Render every line of the records below as a JSON list of strings, one string per line, skipping blank lines.

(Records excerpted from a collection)
-.-.-

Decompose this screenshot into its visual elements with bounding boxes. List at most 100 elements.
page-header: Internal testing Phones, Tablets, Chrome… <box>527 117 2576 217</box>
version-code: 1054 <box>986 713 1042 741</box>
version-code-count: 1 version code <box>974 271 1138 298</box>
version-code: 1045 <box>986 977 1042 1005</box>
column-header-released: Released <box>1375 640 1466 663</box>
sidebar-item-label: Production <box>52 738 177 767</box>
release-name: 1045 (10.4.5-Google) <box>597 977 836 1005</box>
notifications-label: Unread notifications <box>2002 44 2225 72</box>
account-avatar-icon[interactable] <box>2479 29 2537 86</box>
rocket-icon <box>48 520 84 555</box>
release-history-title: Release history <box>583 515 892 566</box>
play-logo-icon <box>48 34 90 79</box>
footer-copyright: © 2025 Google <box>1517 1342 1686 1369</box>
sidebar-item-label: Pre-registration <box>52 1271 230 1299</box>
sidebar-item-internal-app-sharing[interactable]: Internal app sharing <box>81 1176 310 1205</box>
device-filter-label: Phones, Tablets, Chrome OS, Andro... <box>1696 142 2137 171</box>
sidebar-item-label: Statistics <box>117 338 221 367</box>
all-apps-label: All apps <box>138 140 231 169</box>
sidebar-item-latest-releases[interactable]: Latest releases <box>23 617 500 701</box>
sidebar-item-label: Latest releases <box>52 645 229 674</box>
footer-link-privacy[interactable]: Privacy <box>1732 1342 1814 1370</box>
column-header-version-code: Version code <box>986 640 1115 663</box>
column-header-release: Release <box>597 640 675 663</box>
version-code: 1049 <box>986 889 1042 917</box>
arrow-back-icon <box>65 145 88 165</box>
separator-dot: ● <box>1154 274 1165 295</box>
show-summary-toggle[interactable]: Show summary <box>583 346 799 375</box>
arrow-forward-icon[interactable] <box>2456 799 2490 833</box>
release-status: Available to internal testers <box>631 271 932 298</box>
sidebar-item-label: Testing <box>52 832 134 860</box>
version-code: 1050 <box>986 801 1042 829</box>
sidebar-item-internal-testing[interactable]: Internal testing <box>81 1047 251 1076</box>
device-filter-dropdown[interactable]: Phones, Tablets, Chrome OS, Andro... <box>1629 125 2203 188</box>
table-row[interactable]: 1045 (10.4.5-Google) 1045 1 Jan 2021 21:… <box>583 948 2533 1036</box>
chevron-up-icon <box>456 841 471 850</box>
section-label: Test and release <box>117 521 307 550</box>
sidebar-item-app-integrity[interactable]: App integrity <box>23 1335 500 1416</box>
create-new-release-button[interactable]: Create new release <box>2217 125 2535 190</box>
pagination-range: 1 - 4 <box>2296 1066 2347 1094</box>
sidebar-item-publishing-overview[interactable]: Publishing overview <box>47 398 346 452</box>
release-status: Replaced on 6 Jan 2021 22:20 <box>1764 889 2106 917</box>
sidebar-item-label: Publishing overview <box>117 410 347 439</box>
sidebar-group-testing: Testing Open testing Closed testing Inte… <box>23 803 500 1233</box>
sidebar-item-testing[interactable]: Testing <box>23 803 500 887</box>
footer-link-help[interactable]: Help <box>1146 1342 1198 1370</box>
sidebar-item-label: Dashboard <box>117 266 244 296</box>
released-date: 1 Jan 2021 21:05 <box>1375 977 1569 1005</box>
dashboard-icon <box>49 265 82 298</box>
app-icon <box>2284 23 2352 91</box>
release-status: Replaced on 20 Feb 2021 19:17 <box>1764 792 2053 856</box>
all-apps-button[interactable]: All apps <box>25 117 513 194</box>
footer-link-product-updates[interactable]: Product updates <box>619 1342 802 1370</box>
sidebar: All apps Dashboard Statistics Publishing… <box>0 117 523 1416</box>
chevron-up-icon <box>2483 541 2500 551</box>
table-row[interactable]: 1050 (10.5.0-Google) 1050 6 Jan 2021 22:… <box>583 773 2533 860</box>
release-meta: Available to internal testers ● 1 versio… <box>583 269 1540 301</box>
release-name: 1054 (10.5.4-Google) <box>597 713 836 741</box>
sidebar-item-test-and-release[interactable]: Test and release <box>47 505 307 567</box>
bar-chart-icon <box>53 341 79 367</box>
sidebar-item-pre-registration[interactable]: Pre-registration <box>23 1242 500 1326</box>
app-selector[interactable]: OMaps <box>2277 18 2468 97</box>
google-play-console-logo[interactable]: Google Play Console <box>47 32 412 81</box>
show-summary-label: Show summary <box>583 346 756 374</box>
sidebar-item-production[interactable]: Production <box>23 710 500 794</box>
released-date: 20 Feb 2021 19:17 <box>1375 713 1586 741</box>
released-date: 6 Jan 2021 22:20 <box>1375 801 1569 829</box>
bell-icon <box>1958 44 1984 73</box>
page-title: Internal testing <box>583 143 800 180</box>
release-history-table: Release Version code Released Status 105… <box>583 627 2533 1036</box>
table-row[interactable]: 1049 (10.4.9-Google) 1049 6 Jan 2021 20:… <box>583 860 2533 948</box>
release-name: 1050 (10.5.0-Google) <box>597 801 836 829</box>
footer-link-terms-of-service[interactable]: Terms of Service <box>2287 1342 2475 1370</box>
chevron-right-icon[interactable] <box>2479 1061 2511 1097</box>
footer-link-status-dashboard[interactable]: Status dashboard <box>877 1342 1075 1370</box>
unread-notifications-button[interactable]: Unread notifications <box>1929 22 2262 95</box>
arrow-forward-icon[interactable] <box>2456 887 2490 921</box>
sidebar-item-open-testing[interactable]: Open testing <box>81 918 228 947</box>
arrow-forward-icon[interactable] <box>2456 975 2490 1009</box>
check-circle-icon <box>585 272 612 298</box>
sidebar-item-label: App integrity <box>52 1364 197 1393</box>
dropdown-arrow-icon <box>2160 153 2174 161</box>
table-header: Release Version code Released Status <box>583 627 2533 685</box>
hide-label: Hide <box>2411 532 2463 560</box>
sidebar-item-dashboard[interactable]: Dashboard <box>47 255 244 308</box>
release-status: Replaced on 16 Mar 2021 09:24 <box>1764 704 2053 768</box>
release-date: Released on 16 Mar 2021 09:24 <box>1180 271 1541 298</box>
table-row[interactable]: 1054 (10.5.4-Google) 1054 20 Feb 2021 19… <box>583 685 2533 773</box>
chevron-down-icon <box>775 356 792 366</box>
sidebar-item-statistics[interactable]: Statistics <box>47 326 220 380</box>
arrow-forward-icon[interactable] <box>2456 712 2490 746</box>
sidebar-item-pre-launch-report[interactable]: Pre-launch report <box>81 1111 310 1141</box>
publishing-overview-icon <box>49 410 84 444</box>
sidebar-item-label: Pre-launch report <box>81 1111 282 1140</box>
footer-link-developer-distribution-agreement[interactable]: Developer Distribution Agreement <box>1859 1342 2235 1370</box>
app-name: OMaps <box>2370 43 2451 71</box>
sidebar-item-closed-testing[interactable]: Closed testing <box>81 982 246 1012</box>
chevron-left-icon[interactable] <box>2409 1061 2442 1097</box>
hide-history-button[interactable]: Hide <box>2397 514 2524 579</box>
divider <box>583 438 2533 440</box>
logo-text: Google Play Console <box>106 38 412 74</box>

-.-.-

▸ **Complete output**
[
  "Decompose this screenshot into its visual elements with bounding boxes. List at most 100 elements.",
  "page-header: Internal testing Phones, Tablets, Chrome… <box>527 117 2576 217</box>",
  "version-code: 1054 <box>986 713 1042 741</box>",
  "version-code-count: 1 version code <box>974 271 1138 298</box>",
  "version-code: 1045 <box>986 977 1042 1005</box>",
  "column-header-released: Released <box>1375 640 1466 663</box>",
  "sidebar-item-label: Production <box>52 738 177 767</box>",
  "release-name: 1045 (10.4.5-Google) <box>597 977 836 1005</box>",
  "notifications-label: Unread notifications <box>2002 44 2225 72</box>",
  "account-avatar-icon[interactable] <box>2479 29 2537 86</box>",
  "rocket-icon <box>48 520 84 555</box>",
  "release-history-title: Release history <box>583 515 892 566</box>",
  "play-logo-icon <box>48 34 90 79</box>",
  "footer-copyright: © 2025 Google <box>1517 1342 1686 1369</box>",
  "sidebar-item-label: Pre-registration <box>52 1271 230 1299</box>",
  "sidebar-item-internal-app-sharing[interactable]: Internal app sharing <box>81 1176 310 1205</box>",
  "device-filter-label: Phones, Tablets, Chrome OS, Andro... <box>1696 142 2137 171</box>",
  "sidebar-item-label: Statistics <box>117 338 221 367</box>",
  "all-apps-label: All apps <box>138 140 231 169</box>",
  "sidebar-item-latest-releases[interactable]: Latest releases <box>23 617 500 701</box>",
  "sidebar-item-label: Latest releases <box>52 645 229 674</box>",
  "footer-link-privacy[interactable]: Privacy <box>1732 1342 1814 1370</box>",
  "column-header-version-code: Version code <box>986 640 1115 663</box>",
  "column-header-release: Release <box>597 640 675 663</box>",
  "version-code: 1049 <box>986 889 1042 917</box>",
  "arrow-back-icon <box>65 145 88 165</box>",
  "separator-dot: ● <box>1154 274 1165 295</box>",
  "show-summary-toggle[interactable]: Show summary <box>583 346 799 375</box>",
  "arrow-forward-icon[interactable] <box>2456 799 2490 833</box>",
  "release-status: Available to internal testers <box>631 271 932 298</box>",
  "sidebar-item-label: Testing <box>52 832 134 860</box>",
  "version-code: 1050 <box>986 801 1042 829</box>",
  "sidebar-item-internal-testing[interactable]: Internal testing <box>81 1047 251 1076</box>",
  "device-filter-dropdown[interactable]: Phones, Tablets, Chrome OS, Andro... <box>1629 125 2203 188</box>",
  "table-row[interactable]: 1045 (10.4.5-Google) 1045 1 Jan 2021 21:… <box>583 948 2533 1036</box>",
  "chevron-up-icon <box>456 841 471 850</box>",
  "section-label: Test and release <box>117 521 307 550</box>",
  "sidebar-item-app-integrity[interactable]: App integrity <box>23 1335 500 1416</box>",
  "create-new-release-button[interactable]: Create new release <box>2217 125 2535 190</box>",
  "pagination-range: 1 - 4 <box>2296 1066 2347 1094</box>",
  "sidebar-item-publishing-overview[interactable]: Publishing overview <box>47 398 346 452</box>",
  "release-status: Replaced on 6 Jan 2021 22:20 <box>1764 889 2106 917</box>",
  "sidebar-item-label: Publishing overview <box>117 410 347 439</box>",
  "sidebar-group-testing: Testing Open testing Closed testing Inte… <box>23 803 500 1233</box>",
  "sidebar-item-testing[interactable]: Testing <box>23 803 500 887</box>",
  "footer-link-help[interactable]: Help <box>1146 1342 1198 1370</box>",
  "sidebar-item-label: Dashboard <box>117 266 244 296</box>",
  "released-date: 1 Jan 2021 21:05 <box>1375 977 1569 1005</box>",
  "dashboard-icon <box>49 265 82 298</box>",
  "app-icon <box>2284 23 2352 91</box>",
  "release-status: Replaced on 20 Feb 2021 19:17 <box>1764 792 2053 856</box>",
  "all-apps-button[interactable]: All apps <box>25 117 513 194</box>",
  "footer-link-product-updates[interactable]: Product updates <box>619 1342 802 1370</box>",
  "sidebar: All apps Dashboard Statistics Publishing… <box>0 117 523 1416</box>",
  "chevron-up-icon <box>2483 541 2500 551</box>",
  "table-row[interactable]: 1050 (10.5.0-Google) 1050 6 Jan 2021 22:… <box>583 773 2533 860</box>",
  "release-meta: Available to internal testers ● 1 versio… <box>583 269 1540 301</box>",
  "release-name: 1054 (10.5.4-Google) <box>597 713 836 741</box>",
  "sidebar-item-test-and-release[interactable]: Test and release <box>47 505 307 567</box>",
  "bar-chart-icon <box>53 341 79 367</box>",
  "sidebar-item-pre-registration[interactable]: Pre-registration <box>23 1242 500 1326</box>",
  "app-selector[interactable]: OMaps <box>2277 18 2468 97</box>",
  "google-play-console-logo[interactable]: Google Play Console <box>47 32 412 81</box>",
  "show-summary-label: Show summary <box>583 346 756 374</box>",
  "sidebar-item-production[interactable]: Production <box>23 710 500 794</box>",
  "released-date: 20 Feb 2021 19:17 <box>1375 713 1586 741</box>",
  "released-date: 6 Jan 2021 22:20 <box>1375 801 1569 829</box>",
  "bell-icon <box>1958 44 1984 73</box>",
  "page-title: Internal testing <box>583 143 800 180</box>",
  "release-history-table: Release Version code Released Status 105… <box>583 627 2533 1036</box>",
  "table-row[interactable]: 1049 (10.4.9-Google) 1049 6 Jan 2021 20:… <box>583 860 2533 948</box>",
  "release-name: 1050 (10.5.0-Google) <box>597 801 836 829</box>",
  "footer-link-terms-of-service[interactable]: Terms of Service <box>2287 1342 2475 1370</box>",
  "chevron-right-icon[interactable] <box>2479 1061 2511 1097</box>",
  "footer-link-status-dashboard[interactable]: Status dashboard <box>877 1342 1075 1370</box>",
  "unread-notifications-button[interactable]: Unread notifications <box>1929 22 2262 95</box>",
  "arrow-forward-icon[interactable] <box>2456 887 2490 921</box>",
  "sidebar-item-open-testing[interactable]: Open testing <box>81 918 228 947</box>",
  "arrow-forward-icon[interactable] <box>2456 975 2490 1009</box>",
  "check-circle-icon <box>585 272 612 298</box>",
  "sidebar-item-label: App integrity <box>52 1364 197 1393</box>",
  "dropdown-arrow-icon <box>2160 153 2174 161</box>",
  "table-header: Release Version code Released Status <box>583 627 2533 685</box>",
  "hide-label: Hide <box>2411 532 2463 560</box>",
  "sidebar-item-dashboard[interactable]: Dashboard <box>47 255 244 308</box>",
  "release-status: Replaced on 16 Mar 2021 09:24 <box>1764 704 2053 768</box>",
  "release-date: Released on 16 Mar 2021 09:24 <box>1180 271 1541 298</box>",
  "table-row[interactable]: 1054 (10.5.4-Google) 1054 20 Feb 2021 19… <box>583 685 2533 773</box>",
  "chevron-down-icon <box>775 356 792 366</box>",
  "sidebar-item-statistics[interactable]: Statistics <box>47 326 220 380</box>",
  "arrow-forward-icon[interactable] <box>2456 712 2490 746</box>",
  "sidebar-item-pre-launch-report[interactable]: Pre-launch report <box>81 1111 310 1141</box>",
  "publishing-overview-icon <box>49 410 84 444</box>",
  "sidebar-item-label: Pre-launch report <box>81 1111 282 1140</box>",
  "footer-link-developer-distribution-agreement[interactable]: Developer Distribution Agreement <box>1859 1342 2235 1370</box>",
  "app-name: OMaps <box>2370 43 2451 71</box>",
  "sidebar-item-closed-testing[interactable]: Closed testing <box>81 982 246 1012</box>",
  "chevron-left-icon[interactable] <box>2409 1061 2442 1097</box>",
  "hide-history-button[interactable]: Hide <box>2397 514 2524 579</box>",
  "divider <box>583 438 2533 440</box>",
  "logo-text: Google Play Console <box>106 38 412 74</box>"
]